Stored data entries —
[START]

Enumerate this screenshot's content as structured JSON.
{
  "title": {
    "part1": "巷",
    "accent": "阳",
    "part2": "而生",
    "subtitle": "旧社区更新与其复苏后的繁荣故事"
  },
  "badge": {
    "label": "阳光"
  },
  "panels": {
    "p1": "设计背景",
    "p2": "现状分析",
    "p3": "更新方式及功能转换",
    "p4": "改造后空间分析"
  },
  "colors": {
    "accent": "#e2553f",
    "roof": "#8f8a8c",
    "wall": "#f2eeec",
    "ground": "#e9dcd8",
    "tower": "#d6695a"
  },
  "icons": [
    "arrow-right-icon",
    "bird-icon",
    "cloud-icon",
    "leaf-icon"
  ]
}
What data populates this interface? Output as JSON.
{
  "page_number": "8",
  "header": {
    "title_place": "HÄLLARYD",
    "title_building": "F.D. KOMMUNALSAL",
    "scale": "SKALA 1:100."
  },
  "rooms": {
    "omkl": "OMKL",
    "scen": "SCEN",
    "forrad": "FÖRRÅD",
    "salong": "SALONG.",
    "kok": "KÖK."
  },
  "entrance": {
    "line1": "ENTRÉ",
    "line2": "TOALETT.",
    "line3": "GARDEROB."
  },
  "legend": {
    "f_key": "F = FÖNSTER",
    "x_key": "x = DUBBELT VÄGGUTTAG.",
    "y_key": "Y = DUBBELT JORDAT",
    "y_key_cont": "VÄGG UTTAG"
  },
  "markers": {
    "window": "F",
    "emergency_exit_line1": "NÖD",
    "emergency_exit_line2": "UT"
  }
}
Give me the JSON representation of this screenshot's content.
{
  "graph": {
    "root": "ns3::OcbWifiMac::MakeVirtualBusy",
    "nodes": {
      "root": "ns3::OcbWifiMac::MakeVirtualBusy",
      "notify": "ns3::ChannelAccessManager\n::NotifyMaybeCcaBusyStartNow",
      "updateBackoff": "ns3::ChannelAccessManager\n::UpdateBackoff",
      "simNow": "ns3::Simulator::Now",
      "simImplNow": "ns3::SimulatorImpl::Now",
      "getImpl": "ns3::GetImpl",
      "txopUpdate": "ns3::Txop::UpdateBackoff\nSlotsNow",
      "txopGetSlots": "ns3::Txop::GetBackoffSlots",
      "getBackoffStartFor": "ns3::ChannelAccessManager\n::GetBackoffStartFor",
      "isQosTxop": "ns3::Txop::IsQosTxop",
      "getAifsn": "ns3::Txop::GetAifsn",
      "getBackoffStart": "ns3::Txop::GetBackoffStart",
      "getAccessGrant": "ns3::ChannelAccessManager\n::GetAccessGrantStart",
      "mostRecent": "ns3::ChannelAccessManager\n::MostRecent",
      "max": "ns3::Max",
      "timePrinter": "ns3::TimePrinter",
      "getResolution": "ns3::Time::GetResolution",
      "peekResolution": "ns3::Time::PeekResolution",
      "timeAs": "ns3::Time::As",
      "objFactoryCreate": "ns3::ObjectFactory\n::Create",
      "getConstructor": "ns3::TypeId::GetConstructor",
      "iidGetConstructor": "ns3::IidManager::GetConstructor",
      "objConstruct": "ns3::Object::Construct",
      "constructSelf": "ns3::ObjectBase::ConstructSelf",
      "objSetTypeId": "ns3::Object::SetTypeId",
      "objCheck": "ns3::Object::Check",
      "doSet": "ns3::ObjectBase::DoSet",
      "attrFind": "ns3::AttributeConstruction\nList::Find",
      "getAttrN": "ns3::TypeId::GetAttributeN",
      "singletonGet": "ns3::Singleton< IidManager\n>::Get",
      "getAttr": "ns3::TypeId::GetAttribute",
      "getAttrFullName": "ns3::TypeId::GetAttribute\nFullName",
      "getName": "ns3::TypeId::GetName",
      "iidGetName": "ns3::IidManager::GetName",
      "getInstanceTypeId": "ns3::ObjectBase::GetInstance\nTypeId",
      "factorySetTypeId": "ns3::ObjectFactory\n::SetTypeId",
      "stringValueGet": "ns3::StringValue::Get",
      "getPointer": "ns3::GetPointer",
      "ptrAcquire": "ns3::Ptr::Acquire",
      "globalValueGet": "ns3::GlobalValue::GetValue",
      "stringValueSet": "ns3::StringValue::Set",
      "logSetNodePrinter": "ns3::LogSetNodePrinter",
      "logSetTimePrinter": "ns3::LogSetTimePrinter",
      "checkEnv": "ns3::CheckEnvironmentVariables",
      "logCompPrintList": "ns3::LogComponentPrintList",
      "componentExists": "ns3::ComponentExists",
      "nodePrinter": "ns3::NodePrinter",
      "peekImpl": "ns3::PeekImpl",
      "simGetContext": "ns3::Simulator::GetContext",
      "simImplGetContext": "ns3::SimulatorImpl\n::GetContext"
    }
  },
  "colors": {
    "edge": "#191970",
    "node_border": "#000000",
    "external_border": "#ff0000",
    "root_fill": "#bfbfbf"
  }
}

[END]

Exercise task — Copy every line from the records above that contains the word "ChannelAccessManager".

Complete answer —
      "notify": "ns3::ChannelAccessManager\n::NotifyMaybeCcaBusyStartNow",
      "updateBackoff": "ns3::ChannelAccessManager\n::UpdateBackoff",
      "getBackoffStartFor": "ns3::ChannelAccessManager\n::GetBackoffStartFor",
      "getAccessGrant": "ns3::ChannelAccessManager\n::GetAccessGrantStart",
      "mostRecent": "ns3::ChannelAccessManager\n::MostRecent",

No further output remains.